→ **Input**:
#####

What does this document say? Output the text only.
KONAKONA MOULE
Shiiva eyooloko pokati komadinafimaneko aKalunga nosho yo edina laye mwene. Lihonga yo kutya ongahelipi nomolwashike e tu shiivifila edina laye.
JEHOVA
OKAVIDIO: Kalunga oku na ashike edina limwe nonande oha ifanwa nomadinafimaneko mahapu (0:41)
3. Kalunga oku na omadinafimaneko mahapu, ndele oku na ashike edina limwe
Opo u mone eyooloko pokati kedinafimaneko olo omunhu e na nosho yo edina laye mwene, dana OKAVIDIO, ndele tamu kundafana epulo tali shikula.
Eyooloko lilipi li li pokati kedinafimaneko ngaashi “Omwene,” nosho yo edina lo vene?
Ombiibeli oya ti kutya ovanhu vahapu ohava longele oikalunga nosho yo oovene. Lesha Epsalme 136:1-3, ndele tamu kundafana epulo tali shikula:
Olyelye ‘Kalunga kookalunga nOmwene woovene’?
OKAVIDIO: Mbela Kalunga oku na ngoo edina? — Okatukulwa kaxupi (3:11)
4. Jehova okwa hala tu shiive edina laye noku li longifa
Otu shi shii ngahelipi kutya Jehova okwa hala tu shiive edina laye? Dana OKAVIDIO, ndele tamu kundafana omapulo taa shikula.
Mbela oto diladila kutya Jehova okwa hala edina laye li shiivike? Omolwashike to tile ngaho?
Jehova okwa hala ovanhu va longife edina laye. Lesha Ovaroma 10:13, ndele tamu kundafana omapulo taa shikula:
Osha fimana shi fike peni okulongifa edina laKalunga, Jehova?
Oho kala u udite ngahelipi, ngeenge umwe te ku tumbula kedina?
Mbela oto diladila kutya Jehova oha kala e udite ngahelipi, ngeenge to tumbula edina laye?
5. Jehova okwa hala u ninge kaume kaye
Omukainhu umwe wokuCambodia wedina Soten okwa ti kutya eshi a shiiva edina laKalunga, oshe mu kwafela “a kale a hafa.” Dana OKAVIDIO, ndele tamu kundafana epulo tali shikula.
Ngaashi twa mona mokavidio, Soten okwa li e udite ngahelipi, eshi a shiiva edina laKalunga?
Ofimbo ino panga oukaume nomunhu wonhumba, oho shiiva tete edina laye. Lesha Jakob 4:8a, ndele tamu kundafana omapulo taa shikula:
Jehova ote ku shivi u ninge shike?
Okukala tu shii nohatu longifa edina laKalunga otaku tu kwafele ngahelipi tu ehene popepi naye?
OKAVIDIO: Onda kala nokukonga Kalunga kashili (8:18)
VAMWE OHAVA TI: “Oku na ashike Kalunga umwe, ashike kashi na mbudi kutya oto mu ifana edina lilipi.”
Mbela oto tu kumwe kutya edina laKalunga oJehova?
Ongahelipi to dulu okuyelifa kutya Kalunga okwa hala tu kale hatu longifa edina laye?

#####

→ **Directions**: Extract every entry above as it appears.

→ **Full response**:
What does this document say? Output the text only.
KONAKONA MOULE
Shiiva eyooloko pokati komadinafimaneko aKalunga nosho yo edina laye mwene. Lihonga yo kutya ongahelipi nomolwashike e tu shiivifila edina laye.
JEHOVA
OKAVIDIO: Kalunga oku na ashike edina limwe nonande oha ifanwa nomadinafimaneko mahapu (0:41)
3. Kalunga oku na omadinafimaneko mahapu, ndele oku na ashike edina limwe
Opo u mone eyooloko pokati kedinafimaneko olo omunhu e na nosho yo edina laye mwene, dana OKAVIDIO, ndele tamu kundafana epulo tali shikula.
Eyooloko lilipi li li pokati kedinafimaneko ngaashi “Omwene,” nosho yo edina lo vene?
Ombiibeli oya ti kutya ovanhu vahapu ohava longele oikalunga nosho yo oovene. Lesha Epsalme 136:1-3, ndele tamu kundafana epulo tali shikula:
Olyelye ‘Kalunga kookalunga nOmwene woovene’?
OKAVIDIO: Mbela Kalunga oku na ngoo edina? — Okatukulwa kaxupi (3:11)
4. Jehova okwa hala tu shiive edina laye noku li longifa
Otu shi shii ngahelipi kutya Jehova okwa hala tu shiive edina laye? Dana OKAVIDIO, ndele tamu kundafana omapulo taa shikula.
Mbela oto diladila kutya Jehova okwa hala edina laye li shiivike? Omolwashike to tile ngaho?
Jehova okwa hala ovanhu va longife edina laye. Lesha Ovaroma 10:13, ndele tamu kundafana omapulo taa shikula:
Osha fimana shi fike peni okulongifa edina laKalunga, Jehova?
Oho kala u udite ngahelipi, ngeenge umwe te ku tumbula kedina?
Mbela oto diladila kutya Jehova oha kala e udite ngahelipi, ngeenge to tumbula edina laye?
5. Jehova okwa hala u ninge kaume kaye
Omukainhu umwe wokuCambodia wedina Soten okwa ti kutya eshi a shiiva edina laKalunga, oshe mu kwafela “a kale a hafa.” Dana OKAVIDIO, ndele tamu kundafana epulo tali shikula.
Ngaashi twa mona mokavidio, Soten okwa li e udite ngahelipi, eshi a shiiva edina laKalunga?
Ofimbo ino panga oukaume nomunhu wonhumba, oho shiiva tete edina laye. Lesha Jakob 4:8a, ndele tamu kundafana omapulo taa shikula:
Jehova ote ku shivi u ninge shike?
Okukala tu shii nohatu longifa edina laKalunga otaku tu kwafele ngahelipi tu ehene popepi naye?
OKAVIDIO: Onda kala nokukonga Kalunga kashili (8:18)
VAMWE OHAVA TI: “Oku na ashike Kalunga umwe, ashike kashi na mbudi kutya oto mu ifana edina lilipi.”
Mbela oto tu kumwe kutya edina laKalunga oJehova?
Ongahelipi to dulu okuyelifa kutya Kalunga okwa hala tu kale hatu longifa edina laye?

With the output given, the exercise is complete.